╭──

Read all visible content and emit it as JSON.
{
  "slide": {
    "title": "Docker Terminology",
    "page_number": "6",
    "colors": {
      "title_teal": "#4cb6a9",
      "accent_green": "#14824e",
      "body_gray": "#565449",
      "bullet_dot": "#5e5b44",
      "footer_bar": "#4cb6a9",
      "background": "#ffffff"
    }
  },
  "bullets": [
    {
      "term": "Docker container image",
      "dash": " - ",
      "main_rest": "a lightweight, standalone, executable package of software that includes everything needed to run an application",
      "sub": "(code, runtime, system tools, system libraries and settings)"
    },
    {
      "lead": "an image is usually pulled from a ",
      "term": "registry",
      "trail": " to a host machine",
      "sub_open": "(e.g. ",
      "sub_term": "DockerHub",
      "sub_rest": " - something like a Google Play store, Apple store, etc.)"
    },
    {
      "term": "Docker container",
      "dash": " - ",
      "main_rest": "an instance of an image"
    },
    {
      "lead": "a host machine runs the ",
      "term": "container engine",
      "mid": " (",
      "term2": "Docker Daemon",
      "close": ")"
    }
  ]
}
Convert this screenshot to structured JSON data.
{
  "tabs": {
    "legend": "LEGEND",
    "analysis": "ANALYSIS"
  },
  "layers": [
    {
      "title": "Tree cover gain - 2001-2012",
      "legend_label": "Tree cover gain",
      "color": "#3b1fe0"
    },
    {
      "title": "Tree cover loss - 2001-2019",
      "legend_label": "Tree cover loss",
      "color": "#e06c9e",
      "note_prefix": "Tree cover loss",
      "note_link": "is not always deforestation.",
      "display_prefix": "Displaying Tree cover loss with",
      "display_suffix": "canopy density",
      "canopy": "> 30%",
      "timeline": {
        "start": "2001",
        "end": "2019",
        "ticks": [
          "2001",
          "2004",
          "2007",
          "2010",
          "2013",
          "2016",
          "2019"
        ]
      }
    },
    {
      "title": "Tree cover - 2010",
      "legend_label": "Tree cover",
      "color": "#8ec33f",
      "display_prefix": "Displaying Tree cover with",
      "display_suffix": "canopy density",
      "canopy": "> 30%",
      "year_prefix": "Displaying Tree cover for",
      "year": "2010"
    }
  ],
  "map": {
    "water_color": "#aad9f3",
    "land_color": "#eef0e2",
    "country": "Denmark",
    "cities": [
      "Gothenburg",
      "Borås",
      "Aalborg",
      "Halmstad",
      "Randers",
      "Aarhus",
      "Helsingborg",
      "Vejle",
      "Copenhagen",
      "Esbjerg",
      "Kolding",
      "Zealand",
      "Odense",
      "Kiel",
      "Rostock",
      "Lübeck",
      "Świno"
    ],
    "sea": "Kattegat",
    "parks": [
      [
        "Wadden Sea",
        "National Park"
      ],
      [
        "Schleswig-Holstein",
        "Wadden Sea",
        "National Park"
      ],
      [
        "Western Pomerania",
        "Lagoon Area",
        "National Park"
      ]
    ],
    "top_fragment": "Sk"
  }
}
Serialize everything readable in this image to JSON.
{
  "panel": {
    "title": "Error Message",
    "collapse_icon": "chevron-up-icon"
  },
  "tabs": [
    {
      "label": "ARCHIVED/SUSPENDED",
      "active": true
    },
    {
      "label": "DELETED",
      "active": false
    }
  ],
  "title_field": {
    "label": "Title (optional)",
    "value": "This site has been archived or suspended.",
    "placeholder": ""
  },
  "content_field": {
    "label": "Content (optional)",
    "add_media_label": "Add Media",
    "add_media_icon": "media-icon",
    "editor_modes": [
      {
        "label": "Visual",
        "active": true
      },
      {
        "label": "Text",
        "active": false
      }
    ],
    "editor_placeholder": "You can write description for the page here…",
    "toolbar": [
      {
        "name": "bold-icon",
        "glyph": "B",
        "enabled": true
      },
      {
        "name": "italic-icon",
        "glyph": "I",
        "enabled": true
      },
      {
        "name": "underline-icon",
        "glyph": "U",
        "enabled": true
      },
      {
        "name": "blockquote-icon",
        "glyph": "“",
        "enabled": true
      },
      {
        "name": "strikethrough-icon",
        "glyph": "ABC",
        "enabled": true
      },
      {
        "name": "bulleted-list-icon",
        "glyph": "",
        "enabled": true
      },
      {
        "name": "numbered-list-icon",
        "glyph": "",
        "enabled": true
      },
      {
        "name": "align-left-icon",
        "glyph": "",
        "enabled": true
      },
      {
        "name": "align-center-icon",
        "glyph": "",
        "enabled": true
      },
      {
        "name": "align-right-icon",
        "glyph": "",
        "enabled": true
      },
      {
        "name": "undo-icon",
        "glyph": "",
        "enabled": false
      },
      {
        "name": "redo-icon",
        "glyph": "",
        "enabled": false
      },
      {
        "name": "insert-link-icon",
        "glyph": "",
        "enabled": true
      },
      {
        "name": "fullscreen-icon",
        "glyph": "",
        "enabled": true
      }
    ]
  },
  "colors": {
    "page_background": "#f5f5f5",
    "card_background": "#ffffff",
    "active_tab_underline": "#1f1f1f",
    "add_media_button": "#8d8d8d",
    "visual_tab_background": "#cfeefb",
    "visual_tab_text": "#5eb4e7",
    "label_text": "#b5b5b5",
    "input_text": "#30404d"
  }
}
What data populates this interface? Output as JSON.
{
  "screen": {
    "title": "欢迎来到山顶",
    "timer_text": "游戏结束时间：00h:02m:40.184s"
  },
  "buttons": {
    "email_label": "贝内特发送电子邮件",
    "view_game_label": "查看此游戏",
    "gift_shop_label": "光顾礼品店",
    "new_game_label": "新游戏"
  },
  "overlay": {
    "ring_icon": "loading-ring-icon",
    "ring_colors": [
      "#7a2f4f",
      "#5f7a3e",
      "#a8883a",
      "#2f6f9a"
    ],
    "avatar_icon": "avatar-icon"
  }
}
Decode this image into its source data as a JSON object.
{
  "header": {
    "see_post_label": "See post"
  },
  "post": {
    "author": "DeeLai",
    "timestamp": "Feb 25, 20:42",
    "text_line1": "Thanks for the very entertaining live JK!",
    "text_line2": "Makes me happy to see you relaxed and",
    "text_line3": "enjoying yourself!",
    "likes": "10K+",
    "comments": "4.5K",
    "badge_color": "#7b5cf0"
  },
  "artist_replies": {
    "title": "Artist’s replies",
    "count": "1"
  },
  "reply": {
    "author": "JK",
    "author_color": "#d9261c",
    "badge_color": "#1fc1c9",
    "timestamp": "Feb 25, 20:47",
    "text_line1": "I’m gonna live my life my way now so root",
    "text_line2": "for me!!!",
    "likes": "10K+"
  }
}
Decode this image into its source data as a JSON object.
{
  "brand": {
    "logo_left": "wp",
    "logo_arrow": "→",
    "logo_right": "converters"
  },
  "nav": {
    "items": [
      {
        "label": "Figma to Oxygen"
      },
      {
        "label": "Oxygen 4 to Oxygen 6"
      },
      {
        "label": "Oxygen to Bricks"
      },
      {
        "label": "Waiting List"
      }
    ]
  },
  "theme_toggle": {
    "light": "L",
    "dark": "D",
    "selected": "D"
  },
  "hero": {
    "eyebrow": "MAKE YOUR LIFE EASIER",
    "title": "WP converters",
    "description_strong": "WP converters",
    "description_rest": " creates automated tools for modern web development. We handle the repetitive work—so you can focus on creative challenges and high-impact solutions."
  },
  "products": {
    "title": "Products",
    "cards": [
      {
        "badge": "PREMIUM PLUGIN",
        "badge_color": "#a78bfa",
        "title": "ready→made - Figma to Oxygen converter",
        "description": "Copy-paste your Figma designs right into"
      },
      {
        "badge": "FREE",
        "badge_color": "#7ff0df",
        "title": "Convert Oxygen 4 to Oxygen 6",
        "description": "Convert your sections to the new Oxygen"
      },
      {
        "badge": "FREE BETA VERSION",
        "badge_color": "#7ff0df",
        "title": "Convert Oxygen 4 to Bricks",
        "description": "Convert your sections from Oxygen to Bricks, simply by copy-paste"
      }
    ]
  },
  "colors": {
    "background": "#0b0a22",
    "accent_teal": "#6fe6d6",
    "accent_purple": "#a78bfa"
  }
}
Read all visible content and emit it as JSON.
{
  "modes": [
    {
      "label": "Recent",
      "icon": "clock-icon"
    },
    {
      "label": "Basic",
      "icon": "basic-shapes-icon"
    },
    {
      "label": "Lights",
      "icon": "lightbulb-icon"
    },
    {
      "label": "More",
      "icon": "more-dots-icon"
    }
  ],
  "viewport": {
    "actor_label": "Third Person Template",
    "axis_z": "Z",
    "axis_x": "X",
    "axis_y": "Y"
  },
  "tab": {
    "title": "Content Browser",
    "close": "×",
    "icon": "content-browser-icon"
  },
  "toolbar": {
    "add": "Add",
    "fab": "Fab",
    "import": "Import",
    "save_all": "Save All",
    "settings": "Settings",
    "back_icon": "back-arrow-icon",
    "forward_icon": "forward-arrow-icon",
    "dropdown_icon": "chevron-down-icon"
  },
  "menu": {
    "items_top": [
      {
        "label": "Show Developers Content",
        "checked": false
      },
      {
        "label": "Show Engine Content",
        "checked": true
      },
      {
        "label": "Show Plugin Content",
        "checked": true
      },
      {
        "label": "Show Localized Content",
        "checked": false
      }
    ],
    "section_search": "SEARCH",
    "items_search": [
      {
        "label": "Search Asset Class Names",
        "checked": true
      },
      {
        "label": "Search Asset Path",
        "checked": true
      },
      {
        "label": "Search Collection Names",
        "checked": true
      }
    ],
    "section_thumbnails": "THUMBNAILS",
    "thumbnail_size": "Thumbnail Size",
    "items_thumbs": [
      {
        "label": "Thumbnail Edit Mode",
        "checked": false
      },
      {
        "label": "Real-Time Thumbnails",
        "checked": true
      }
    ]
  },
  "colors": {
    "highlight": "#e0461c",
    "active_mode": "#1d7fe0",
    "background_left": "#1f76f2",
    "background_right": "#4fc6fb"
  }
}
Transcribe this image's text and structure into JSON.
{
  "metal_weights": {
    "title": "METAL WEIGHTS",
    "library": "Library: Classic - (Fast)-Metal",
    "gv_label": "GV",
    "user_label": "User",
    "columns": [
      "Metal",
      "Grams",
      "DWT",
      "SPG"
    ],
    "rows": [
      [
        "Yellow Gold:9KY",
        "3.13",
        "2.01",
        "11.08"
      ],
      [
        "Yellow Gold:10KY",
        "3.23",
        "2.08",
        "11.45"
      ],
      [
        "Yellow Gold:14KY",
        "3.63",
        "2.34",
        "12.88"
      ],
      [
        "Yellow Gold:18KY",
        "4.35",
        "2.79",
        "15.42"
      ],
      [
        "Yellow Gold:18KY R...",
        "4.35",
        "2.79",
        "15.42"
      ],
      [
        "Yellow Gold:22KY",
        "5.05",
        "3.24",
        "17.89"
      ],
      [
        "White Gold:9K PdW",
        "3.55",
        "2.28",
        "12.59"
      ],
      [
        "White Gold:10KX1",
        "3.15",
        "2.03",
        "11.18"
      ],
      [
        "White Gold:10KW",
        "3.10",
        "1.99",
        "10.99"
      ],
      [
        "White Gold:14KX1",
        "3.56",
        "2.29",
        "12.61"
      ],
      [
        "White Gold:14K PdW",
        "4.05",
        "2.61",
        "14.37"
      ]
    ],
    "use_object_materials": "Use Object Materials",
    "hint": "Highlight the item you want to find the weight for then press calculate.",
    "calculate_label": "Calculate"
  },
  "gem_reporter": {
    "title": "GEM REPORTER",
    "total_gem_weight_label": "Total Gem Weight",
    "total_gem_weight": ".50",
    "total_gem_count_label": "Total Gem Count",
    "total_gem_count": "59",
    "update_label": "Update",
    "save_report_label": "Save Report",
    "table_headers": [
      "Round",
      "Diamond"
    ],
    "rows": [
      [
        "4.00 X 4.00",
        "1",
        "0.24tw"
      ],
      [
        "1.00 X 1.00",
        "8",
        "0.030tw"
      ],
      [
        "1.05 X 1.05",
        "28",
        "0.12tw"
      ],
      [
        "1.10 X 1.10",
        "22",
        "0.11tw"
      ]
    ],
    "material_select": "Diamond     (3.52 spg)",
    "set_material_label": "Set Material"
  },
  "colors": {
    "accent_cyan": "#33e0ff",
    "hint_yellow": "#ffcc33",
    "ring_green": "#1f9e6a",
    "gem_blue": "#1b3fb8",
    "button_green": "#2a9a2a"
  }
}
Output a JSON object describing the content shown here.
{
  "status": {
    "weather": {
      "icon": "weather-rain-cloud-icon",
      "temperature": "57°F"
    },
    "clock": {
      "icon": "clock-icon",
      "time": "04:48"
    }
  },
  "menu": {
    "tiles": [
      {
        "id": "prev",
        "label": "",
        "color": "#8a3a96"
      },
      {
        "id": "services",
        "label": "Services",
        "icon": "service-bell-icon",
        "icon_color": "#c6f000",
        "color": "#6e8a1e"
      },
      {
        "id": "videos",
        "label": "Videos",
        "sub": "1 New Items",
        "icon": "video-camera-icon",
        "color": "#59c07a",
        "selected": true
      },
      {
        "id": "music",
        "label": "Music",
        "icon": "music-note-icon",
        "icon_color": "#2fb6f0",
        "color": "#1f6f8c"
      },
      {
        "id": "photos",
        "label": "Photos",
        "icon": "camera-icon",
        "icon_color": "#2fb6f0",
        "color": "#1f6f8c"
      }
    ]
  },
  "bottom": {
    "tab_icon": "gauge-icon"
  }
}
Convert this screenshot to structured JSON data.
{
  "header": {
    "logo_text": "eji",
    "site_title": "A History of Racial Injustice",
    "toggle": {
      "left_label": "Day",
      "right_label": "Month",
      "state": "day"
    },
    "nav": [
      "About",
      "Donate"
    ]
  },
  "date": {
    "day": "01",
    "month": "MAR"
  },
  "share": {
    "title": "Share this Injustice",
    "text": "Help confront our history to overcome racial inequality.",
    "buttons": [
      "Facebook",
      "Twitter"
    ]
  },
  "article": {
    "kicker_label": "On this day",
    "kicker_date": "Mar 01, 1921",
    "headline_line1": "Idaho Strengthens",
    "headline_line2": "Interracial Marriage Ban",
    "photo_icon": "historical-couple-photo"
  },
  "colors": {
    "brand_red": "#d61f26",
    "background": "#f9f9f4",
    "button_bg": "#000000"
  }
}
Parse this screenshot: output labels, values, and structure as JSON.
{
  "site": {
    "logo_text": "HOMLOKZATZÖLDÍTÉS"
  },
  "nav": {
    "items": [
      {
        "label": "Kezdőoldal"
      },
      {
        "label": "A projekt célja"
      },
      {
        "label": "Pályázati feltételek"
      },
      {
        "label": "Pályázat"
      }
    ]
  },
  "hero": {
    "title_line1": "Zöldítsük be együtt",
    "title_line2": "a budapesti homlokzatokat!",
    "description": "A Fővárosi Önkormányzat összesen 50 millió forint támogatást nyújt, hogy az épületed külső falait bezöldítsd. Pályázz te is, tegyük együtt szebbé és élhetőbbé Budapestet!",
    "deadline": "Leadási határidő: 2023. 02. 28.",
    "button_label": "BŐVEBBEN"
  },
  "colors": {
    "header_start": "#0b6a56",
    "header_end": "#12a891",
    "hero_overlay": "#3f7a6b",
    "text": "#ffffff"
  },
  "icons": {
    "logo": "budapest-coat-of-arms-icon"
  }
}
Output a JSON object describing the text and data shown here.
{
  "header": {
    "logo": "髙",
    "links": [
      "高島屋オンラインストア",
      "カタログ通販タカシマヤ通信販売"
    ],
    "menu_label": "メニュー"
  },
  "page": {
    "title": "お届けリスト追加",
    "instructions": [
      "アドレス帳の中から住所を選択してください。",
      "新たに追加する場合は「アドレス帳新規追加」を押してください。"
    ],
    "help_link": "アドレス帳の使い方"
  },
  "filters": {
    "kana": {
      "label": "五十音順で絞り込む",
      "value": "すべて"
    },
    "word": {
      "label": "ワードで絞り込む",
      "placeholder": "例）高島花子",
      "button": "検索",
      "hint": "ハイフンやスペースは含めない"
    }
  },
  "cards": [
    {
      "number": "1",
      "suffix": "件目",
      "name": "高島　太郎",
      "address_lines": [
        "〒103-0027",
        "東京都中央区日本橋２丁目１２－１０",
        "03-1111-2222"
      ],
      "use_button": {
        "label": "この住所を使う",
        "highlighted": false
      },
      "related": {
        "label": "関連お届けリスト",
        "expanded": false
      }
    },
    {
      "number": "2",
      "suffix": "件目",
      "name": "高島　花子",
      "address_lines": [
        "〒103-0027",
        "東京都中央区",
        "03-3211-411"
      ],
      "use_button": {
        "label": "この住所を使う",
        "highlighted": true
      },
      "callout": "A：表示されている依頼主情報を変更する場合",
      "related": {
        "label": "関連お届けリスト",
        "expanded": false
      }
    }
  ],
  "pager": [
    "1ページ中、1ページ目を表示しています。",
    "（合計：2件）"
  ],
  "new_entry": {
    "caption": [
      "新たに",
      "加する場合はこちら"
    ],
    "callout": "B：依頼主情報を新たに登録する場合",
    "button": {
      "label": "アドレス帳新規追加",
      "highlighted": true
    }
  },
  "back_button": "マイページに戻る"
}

╰──

#### Objective:
Determine how many lines of the listing above hold the word "együtt". Report that number without anything else.

#### Solution for this exercise:
2